Dataset items

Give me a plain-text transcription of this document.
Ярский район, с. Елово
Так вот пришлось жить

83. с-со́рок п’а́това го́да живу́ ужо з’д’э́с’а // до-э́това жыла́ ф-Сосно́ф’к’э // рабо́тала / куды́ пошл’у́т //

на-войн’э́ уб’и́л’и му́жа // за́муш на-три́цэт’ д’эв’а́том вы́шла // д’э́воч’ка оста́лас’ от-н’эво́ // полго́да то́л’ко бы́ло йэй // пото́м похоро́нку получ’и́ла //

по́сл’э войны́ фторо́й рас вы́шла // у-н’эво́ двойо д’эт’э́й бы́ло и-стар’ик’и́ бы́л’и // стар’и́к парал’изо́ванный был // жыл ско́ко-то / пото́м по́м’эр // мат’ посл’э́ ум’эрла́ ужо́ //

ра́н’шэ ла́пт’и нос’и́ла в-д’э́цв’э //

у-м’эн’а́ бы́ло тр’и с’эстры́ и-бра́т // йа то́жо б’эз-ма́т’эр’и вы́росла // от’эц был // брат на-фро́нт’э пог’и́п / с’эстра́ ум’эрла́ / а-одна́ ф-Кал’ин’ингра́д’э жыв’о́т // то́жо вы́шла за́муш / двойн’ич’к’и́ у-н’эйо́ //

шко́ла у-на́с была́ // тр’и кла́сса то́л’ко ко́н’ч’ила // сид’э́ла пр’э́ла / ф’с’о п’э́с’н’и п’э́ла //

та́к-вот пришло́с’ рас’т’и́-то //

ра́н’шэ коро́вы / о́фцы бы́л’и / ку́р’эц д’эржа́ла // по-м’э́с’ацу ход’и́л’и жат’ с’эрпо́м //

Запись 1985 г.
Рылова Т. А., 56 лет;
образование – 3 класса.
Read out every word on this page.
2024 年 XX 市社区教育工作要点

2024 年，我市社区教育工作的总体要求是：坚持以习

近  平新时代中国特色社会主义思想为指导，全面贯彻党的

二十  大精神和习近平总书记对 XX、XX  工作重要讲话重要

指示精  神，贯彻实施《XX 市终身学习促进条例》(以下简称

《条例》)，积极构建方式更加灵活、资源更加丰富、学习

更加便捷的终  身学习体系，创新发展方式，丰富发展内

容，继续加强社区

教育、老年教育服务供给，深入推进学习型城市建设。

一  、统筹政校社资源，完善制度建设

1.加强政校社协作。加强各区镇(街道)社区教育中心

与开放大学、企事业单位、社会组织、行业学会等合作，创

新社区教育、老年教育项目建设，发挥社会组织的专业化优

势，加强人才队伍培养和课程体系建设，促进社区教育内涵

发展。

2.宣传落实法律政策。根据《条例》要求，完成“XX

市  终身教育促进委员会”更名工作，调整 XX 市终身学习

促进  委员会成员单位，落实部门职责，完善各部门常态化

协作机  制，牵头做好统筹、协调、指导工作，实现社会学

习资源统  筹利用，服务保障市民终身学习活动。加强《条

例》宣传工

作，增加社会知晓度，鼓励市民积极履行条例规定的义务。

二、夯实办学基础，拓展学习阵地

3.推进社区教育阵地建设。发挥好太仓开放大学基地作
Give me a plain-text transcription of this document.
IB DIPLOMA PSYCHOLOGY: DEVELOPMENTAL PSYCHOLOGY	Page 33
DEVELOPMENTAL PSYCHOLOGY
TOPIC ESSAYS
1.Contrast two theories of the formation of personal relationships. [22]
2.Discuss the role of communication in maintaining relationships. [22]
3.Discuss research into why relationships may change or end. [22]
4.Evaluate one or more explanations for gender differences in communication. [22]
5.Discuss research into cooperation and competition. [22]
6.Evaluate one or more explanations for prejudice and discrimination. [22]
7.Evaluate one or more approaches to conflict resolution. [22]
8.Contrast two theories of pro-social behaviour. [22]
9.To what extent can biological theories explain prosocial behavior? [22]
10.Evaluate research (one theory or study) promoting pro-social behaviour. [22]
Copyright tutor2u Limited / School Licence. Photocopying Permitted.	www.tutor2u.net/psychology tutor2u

## [What to produce]
Your task is to extract the lines running from the one with "Read out every word on this page." to the end of the material, inclusive, copying each exactly and adding nothing.

## [Expected answer]
Read out every word on this page.
2024 年 XX 市社区教育工作要点

2024 年，我市社区教育工作的总体要求是：坚持以习

近  平新时代中国特色社会主义思想为指导，全面贯彻党的

二十  大精神和习近平总书记对 XX、XX  工作重要讲话重要

指示精  神，贯彻实施《XX 市终身学习促进条例》(以下简称

《条例》)，积极构建方式更加灵活、资源更加丰富、学习

更加便捷的终  身学习体系，创新发展方式，丰富发展内

容，继续加强社区

教育、老年教育服务供给，深入推进学习型城市建设。

一  、统筹政校社资源，完善制度建设

1.加强政校社协作。加强各区镇(街道)社区教育中心

与开放大学、企事业单位、社会组织、行业学会等合作，创

新社区教育、老年教育项目建设，发挥社会组织的专业化优

势，加强人才队伍培养和课程体系建设，促进社区教育内涵

发展。

2.宣传落实法律政策。根据《条例》要求，完成“XX

市  终身教育促进委员会”更名工作，调整 XX 市终身学习

促进  委员会成员单位，落实部门职责，完善各部门常态化

协作机  制，牵头做好统筹、协调、指导工作，实现社会学

习资源统  筹利用，服务保障市民终身学习活动。加强《条

例》宣传工

作，增加社会知晓度，鼓励市民积极履行条例规定的义务。

二、夯实办学基础，拓展学习阵地

3.推进社区教育阵地建设。发挥好太仓开放大学基地作
Give me a plain-text transcription of this document.
IB DIPLOMA PSYCHOLOGY: DEVELOPMENTAL PSYCHOLOGY	Page 33
DEVELOPMENTAL PSYCHOLOGY
TOPIC ESSAYS
1.Contrast two theories of the formation of personal relationships. [22]
2.Discuss the role of communication in maintaining relationships. [22]
3.Discuss research into why relationships may change or end. [22]
4.Evaluate one or more explanations for gender differences in communication. [22]
5.Discuss research into cooperation and competition. [22]
6.Evaluate one or more explanations for prejudice and discrimination. [22]
7.Evaluate one or more approaches to conflict resolution. [22]
8.Contrast two theories of pro-social behaviour. [22]
9.To what extent can biological theories explain prosocial behavior? [22]
10.Evaluate research (one theory or study) promoting pro-social behaviour. [22]
Copyright tutor2u Limited / School Licence. Photocopying Permitted.	www.tutor2u.net/psychology tutor2u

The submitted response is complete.